### DIRECTION
In the entries below, how many lines hold the string "panel"? Give only the number.

───── RECORD EXTRACTS ─────

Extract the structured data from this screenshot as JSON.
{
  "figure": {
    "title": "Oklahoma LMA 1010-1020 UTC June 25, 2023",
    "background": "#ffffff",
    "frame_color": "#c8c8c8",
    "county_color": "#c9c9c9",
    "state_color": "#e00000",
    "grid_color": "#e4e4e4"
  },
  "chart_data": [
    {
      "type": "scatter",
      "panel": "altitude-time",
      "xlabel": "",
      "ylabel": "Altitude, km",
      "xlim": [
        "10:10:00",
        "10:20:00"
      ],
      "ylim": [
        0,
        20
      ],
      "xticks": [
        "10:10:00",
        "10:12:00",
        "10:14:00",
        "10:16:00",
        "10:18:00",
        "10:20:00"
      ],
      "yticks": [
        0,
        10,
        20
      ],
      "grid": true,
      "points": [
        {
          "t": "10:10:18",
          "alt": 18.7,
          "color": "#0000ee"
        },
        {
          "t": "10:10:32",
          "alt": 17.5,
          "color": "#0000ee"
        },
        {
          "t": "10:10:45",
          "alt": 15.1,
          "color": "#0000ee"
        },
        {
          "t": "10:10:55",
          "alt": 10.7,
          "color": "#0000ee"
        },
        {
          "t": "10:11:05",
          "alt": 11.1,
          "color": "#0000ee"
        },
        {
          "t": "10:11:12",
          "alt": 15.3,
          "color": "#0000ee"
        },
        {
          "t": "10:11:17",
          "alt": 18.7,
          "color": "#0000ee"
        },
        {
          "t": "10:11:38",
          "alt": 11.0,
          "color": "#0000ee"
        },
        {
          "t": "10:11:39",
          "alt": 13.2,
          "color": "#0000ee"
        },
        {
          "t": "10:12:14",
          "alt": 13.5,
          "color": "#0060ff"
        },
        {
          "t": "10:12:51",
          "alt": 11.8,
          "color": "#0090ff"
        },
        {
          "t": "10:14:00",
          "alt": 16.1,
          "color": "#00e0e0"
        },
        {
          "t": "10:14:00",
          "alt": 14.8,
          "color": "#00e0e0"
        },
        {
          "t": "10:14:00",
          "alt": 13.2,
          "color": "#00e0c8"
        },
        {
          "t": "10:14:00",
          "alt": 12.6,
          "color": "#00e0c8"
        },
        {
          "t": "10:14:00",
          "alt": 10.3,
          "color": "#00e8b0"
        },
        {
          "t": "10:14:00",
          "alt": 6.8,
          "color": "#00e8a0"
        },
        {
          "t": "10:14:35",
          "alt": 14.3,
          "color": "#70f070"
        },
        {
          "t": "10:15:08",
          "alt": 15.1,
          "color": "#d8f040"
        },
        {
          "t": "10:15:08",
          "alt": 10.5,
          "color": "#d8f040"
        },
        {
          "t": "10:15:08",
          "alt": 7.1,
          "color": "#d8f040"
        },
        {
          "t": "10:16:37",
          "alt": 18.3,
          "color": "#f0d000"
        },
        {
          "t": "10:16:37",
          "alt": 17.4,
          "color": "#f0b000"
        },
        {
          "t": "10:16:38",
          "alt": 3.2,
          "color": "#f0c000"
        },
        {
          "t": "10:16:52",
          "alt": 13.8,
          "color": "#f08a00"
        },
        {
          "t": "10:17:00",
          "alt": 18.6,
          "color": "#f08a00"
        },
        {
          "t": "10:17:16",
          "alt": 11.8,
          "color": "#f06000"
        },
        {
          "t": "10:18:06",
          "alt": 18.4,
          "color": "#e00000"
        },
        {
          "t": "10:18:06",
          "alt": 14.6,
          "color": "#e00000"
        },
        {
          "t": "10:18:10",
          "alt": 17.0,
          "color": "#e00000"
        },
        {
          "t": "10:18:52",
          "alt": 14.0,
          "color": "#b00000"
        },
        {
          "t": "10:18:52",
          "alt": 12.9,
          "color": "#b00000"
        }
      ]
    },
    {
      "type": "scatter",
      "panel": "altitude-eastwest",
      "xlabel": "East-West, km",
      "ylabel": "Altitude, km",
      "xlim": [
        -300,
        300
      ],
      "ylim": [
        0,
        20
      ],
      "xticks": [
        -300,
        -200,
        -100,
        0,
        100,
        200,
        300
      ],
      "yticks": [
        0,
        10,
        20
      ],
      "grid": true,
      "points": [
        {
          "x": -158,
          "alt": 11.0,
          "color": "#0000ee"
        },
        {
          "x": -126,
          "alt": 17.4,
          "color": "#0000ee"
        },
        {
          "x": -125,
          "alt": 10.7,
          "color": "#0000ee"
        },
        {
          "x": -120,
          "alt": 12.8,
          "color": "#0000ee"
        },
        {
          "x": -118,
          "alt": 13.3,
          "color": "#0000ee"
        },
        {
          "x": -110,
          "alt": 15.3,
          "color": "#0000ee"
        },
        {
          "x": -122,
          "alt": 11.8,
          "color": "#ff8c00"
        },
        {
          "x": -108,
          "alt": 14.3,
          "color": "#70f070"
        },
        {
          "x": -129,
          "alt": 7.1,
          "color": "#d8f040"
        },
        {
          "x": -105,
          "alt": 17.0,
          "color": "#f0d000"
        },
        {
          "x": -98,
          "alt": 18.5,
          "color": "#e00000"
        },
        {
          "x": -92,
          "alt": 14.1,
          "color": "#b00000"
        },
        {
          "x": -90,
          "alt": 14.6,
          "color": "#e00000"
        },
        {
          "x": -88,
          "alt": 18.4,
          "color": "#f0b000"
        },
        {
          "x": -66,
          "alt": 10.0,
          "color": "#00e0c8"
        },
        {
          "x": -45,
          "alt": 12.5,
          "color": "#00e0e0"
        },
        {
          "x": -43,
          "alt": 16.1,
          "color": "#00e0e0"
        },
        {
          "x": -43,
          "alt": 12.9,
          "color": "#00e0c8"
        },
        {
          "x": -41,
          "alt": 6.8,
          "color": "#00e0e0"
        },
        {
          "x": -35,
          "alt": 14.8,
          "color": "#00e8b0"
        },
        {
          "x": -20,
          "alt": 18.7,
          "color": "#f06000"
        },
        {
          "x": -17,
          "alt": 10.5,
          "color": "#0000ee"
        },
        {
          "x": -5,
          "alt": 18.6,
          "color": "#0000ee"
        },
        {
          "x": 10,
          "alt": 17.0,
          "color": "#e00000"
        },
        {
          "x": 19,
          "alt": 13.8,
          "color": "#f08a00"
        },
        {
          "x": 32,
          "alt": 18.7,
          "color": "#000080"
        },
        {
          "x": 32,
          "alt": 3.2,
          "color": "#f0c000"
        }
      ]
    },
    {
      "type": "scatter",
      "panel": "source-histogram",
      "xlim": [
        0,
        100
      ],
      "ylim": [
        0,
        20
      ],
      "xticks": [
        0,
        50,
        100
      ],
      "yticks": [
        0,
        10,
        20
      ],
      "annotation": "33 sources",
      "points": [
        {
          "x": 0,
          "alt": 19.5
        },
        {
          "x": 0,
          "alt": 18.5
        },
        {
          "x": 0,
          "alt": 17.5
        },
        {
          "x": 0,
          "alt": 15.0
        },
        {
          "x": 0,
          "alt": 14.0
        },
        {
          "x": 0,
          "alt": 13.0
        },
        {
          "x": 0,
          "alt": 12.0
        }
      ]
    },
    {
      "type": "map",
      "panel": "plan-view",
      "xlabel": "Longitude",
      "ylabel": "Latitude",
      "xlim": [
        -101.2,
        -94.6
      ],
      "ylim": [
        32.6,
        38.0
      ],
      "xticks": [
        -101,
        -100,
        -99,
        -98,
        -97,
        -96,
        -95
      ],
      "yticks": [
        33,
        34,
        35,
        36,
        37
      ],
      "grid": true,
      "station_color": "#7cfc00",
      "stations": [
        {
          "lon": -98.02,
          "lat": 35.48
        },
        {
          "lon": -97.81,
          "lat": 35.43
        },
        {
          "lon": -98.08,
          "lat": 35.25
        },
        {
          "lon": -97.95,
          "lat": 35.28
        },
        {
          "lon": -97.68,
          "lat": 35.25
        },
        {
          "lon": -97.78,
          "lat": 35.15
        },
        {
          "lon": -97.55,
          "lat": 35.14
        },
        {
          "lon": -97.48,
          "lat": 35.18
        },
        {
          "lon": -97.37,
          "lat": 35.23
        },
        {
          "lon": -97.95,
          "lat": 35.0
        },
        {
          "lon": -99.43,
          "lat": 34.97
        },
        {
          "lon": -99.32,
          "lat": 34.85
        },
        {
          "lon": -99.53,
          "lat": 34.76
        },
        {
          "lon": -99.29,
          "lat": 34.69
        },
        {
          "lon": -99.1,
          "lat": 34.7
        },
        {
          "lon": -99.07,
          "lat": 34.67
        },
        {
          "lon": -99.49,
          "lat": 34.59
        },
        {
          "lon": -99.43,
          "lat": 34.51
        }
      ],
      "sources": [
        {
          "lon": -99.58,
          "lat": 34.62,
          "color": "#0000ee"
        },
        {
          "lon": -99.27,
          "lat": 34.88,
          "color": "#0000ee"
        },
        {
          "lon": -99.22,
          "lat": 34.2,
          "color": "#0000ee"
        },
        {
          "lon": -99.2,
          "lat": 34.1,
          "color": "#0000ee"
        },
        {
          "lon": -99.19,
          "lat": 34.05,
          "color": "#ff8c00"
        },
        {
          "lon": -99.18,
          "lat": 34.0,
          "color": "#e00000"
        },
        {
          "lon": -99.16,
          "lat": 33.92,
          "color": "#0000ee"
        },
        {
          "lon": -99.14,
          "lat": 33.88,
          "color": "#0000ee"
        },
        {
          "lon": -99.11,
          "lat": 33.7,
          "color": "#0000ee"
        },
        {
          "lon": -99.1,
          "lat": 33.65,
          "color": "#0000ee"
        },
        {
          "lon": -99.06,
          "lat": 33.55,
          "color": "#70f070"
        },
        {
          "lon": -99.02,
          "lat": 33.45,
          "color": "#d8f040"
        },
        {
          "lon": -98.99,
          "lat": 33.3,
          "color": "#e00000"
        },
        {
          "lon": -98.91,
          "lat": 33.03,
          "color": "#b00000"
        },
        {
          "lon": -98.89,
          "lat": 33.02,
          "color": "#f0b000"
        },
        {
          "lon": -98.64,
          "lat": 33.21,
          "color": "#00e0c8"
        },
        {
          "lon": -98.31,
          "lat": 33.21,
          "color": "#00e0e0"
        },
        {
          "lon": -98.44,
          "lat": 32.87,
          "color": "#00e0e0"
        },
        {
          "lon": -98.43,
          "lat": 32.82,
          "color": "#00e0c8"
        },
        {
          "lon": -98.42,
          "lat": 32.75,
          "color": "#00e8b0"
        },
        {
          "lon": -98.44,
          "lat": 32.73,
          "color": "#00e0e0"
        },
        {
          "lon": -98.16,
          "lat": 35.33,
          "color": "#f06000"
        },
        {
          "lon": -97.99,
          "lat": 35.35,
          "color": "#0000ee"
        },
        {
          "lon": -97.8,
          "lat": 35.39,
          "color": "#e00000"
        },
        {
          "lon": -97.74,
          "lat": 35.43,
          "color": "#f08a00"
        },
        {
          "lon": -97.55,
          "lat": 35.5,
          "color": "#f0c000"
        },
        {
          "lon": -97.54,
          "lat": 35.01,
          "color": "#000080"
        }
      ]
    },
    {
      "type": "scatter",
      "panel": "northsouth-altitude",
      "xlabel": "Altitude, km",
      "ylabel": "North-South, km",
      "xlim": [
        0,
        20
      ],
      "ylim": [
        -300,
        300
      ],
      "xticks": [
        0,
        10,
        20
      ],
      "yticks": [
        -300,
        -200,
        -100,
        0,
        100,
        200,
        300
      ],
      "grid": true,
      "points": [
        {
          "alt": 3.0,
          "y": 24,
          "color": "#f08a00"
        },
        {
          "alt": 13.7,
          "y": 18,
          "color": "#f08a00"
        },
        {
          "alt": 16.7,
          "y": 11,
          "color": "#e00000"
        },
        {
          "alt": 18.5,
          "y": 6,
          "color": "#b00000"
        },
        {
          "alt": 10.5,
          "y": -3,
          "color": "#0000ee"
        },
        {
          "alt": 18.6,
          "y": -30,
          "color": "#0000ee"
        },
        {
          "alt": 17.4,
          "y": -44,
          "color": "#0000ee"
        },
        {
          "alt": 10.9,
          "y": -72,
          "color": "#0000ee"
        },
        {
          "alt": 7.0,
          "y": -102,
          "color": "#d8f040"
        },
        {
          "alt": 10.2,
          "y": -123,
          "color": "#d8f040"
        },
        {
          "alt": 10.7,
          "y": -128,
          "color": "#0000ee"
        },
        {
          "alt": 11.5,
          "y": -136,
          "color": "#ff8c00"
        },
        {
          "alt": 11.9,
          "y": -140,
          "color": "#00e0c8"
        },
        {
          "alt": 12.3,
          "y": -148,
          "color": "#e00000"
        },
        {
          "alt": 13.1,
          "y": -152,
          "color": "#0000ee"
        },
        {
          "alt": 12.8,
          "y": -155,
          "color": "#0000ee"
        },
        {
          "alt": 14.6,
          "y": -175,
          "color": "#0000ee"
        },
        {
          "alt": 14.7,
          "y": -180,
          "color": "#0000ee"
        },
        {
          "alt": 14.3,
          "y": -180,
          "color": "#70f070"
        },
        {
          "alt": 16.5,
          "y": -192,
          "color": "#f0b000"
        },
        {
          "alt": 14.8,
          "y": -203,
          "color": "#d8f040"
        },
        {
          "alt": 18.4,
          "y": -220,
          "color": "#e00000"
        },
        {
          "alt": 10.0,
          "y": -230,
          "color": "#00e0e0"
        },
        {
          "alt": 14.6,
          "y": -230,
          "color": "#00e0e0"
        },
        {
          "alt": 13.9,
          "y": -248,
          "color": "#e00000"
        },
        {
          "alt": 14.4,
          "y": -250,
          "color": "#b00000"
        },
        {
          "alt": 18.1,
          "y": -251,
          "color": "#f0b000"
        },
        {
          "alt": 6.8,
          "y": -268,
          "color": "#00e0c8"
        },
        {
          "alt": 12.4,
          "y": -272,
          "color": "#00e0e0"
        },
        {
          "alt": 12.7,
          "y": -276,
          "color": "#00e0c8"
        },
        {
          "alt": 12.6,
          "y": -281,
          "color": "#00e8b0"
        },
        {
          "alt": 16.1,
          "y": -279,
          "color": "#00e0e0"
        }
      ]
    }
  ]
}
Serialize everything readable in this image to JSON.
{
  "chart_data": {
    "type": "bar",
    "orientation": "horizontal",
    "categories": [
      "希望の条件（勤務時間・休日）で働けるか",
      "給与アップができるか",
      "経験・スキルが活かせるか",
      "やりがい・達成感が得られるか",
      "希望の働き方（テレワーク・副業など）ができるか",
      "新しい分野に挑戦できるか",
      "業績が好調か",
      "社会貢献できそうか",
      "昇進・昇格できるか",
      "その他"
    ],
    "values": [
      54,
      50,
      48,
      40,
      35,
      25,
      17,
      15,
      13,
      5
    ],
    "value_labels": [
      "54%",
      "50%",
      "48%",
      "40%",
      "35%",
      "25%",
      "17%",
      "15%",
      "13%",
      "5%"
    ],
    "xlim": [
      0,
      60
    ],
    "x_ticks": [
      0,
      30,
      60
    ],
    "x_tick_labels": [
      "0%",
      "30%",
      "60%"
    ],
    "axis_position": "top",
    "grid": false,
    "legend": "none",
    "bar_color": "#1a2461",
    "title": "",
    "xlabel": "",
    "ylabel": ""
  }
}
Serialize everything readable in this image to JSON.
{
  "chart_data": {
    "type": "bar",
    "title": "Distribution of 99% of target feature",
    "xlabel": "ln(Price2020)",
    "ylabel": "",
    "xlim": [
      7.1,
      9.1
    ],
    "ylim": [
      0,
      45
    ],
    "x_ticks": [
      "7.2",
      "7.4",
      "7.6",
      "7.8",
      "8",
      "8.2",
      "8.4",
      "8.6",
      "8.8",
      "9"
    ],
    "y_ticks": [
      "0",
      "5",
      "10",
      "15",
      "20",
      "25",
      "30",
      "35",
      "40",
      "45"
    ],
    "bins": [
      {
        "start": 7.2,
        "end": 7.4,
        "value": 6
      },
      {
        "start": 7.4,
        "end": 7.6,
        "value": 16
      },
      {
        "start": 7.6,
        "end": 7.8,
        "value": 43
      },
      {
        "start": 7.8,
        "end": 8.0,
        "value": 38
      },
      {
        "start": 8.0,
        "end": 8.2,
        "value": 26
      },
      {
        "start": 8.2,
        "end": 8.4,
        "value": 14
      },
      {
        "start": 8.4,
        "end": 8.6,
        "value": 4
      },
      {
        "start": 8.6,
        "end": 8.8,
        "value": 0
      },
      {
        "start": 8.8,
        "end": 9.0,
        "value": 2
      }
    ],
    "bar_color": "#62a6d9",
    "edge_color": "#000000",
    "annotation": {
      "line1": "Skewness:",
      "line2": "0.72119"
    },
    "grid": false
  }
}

─────

### RESPONSE TO THE TASK
5